Region boundary data
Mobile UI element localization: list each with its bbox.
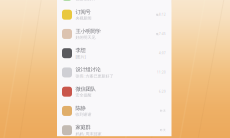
- button[interactable]: 王小明同学: [57, 24, 172, 44]
- staticText: 订阅号: [75, 9, 90, 15]
- staticText: 收到谢谢: [75, 112, 91, 117]
- button[interactable]: 陈静: [57, 101, 172, 120]
- button[interactable]: 订阅号: [57, 5, 172, 24]
- staticText: 昨天: [160, 109, 166, 113]
- staticText: 张伟: 方案已更新好了: [75, 73, 113, 79]
- staticText: [图片]: [75, 54, 85, 59]
- button[interactable]: 设计组讨论: [57, 63, 172, 82]
- button[interactable]: 文件传输助手: [57, 0, 172, 5]
- staticText: 李想: [75, 47, 85, 54]
- staticText: 已接收文件: [75, 0, 95, 1]
- staticText: 晚7:45: [156, 32, 166, 36]
- staticText: 安全提醒: [75, 93, 91, 98]
- staticText: 晚8:12: [156, 13, 166, 16]
- button[interactable]: 李想: [57, 44, 172, 63]
- staticText: 设计组讨论: [75, 66, 100, 73]
- staticText: 妈妈: 周末回家: [75, 131, 101, 136]
- staticText: 陈静: [75, 105, 85, 112]
- button[interactable]: 微信团队: [57, 82, 172, 101]
- staticText: 昨天: [160, 129, 166, 132]
- button[interactable]: 家庭群: [57, 121, 172, 138]
- staticText: 6:29: [159, 90, 166, 93]
- staticText: 好的明天见: [75, 35, 95, 40]
- staticText: 4:07: [159, 51, 166, 55]
- staticText: 家庭群: [75, 124, 90, 131]
- staticText: 11:20: [157, 71, 166, 74]
- staticText: 王小明同学: [75, 28, 100, 35]
- staticText: 微信团队: [75, 86, 95, 92]
- staticText: 央视新闻: [75, 16, 91, 21]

Exercise prompt
Reproduce every row of the region boundary data above without any change, but leave out the picture.

Result for this task
Mobile UI element localization: list each with its bbox.
- button[interactable]: 王小明同学: [57, 24, 172, 44]
- staticText: 订阅号: [75, 9, 90, 15]
- staticText: 收到谢谢: [75, 112, 91, 117]
- button[interactable]: 陈静: [57, 101, 172, 120]
- button[interactable]: 订阅号: [57, 5, 172, 24]
- staticText: 昨天: [160, 109, 166, 113]
- staticText: 张伟: 方案已更新好了: [75, 73, 113, 79]
- staticText: [图片]: [75, 54, 85, 59]
- button[interactable]: 设计组讨论: [57, 63, 172, 82]
- button[interactable]: 文件传输助手: [57, 0, 172, 5]
- staticText: 李想: [75, 47, 85, 54]
- staticText: 已接收文件: [75, 0, 95, 1]
- staticText: 晚7:45: [156, 32, 166, 36]
- staticText: 安全提醒: [75, 93, 91, 98]
- staticText: 晚8:12: [156, 13, 166, 16]
- button[interactable]: 李想: [57, 44, 172, 63]
- staticText: 设计组讨论: [75, 66, 100, 73]
- staticText: 妈妈: 周末回家: [75, 131, 101, 136]
- staticText: 陈静: [75, 105, 85, 112]
- button[interactable]: 微信团队: [57, 82, 172, 101]
- staticText: 昨天: [160, 129, 166, 132]
- button[interactable]: 家庭群: [57, 121, 172, 138]
- staticText: 6:29: [159, 90, 166, 93]
- staticText: 好的明天见: [75, 35, 95, 40]
- staticText: 4:07: [159, 51, 166, 55]
- staticText: 家庭群: [75, 124, 90, 131]
- staticText: 11:20: [157, 71, 166, 74]
- staticText: 王小明同学: [75, 28, 100, 35]
- staticText: 微信团队: [75, 86, 95, 92]
- staticText: 央视新闻: [75, 16, 91, 21]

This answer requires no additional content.